Copy out every line in which the string "document" occurs.

[A block of data]
+ + + + + + +
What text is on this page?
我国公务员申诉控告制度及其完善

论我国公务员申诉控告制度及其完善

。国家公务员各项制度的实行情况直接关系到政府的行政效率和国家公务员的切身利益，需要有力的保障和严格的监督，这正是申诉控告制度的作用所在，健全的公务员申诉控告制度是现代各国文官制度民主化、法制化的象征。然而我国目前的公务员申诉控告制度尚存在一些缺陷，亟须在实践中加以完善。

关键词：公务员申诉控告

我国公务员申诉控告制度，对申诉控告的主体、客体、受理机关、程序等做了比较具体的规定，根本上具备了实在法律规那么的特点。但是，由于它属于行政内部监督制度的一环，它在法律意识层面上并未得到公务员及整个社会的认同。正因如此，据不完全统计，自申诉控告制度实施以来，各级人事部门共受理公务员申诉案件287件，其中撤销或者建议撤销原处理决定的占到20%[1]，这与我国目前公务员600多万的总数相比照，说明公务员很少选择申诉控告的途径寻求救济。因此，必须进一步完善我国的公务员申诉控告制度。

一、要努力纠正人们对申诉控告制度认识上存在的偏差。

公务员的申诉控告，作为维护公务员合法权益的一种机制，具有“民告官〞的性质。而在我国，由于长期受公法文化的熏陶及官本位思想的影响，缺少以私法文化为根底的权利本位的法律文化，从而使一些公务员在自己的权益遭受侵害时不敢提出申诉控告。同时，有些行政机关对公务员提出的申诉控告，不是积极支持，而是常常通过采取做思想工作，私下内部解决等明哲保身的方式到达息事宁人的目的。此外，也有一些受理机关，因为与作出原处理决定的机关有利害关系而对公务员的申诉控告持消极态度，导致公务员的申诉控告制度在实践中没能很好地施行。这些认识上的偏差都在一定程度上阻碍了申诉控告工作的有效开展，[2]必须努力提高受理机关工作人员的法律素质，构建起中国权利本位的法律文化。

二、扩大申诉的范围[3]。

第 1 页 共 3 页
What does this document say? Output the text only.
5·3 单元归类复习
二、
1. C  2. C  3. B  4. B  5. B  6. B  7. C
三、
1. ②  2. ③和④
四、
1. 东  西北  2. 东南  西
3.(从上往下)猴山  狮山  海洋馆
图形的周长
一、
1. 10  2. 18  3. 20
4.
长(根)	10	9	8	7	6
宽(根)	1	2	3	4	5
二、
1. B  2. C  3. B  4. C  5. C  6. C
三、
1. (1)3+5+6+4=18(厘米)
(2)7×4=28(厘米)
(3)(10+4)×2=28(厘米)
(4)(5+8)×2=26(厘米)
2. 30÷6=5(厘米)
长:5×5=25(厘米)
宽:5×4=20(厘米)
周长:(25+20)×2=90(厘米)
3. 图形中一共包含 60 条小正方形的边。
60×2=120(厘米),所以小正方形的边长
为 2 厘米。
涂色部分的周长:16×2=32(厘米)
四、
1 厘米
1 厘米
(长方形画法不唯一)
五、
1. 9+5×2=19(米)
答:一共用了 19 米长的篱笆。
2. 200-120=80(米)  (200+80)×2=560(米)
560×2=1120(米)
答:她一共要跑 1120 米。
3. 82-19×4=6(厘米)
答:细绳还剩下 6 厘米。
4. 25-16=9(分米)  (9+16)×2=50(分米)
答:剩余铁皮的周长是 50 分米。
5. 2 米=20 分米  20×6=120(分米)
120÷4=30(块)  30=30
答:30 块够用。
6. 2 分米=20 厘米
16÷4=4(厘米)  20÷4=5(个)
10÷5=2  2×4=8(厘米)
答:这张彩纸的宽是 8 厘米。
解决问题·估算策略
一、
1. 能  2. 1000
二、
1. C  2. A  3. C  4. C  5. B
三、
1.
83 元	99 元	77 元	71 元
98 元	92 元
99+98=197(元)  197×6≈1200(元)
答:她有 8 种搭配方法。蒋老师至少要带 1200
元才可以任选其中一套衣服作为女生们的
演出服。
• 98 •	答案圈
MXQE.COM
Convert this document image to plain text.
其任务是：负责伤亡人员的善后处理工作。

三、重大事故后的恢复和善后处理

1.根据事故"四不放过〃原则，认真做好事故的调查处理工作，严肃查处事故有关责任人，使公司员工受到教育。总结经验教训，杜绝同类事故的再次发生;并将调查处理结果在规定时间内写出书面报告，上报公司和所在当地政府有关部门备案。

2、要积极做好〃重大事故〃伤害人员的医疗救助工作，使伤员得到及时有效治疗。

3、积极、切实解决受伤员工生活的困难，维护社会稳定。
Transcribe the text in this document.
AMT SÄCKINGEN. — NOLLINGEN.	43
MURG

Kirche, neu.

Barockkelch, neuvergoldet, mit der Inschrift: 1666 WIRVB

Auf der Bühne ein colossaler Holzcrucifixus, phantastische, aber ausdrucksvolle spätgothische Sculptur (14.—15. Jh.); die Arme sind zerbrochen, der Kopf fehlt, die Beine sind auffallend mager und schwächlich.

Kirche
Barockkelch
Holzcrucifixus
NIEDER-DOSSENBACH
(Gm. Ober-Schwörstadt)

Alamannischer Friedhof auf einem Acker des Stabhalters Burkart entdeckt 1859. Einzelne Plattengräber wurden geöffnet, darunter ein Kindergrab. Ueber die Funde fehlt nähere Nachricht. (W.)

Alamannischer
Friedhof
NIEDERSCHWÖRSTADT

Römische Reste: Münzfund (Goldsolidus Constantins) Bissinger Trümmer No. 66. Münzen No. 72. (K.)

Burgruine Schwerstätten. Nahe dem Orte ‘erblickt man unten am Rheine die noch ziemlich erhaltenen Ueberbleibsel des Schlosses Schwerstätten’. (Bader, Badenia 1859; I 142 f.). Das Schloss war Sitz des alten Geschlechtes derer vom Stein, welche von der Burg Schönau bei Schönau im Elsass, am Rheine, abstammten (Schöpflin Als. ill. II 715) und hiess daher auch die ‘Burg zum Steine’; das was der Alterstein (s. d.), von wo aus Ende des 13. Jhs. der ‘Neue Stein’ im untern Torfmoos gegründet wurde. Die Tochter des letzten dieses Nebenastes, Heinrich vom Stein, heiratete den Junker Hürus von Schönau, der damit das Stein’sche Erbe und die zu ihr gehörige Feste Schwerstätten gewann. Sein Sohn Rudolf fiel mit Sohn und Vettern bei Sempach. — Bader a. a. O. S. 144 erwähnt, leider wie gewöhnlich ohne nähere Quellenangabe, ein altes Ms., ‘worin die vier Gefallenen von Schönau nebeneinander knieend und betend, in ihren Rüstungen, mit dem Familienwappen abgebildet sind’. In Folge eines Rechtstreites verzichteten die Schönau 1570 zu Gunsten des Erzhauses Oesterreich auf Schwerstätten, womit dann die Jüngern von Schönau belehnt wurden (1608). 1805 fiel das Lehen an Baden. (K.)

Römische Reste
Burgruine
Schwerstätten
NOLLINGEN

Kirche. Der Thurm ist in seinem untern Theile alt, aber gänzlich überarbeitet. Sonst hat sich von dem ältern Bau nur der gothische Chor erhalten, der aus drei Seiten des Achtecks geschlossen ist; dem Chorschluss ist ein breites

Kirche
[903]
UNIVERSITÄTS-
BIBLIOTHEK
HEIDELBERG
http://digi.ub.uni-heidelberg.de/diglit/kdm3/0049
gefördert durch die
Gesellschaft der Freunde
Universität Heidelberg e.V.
+ + + + + + +
▸ Worked answer:
What does this document say? Output the text only.
Convert this document image to plain text.
Transcribe the text in this document.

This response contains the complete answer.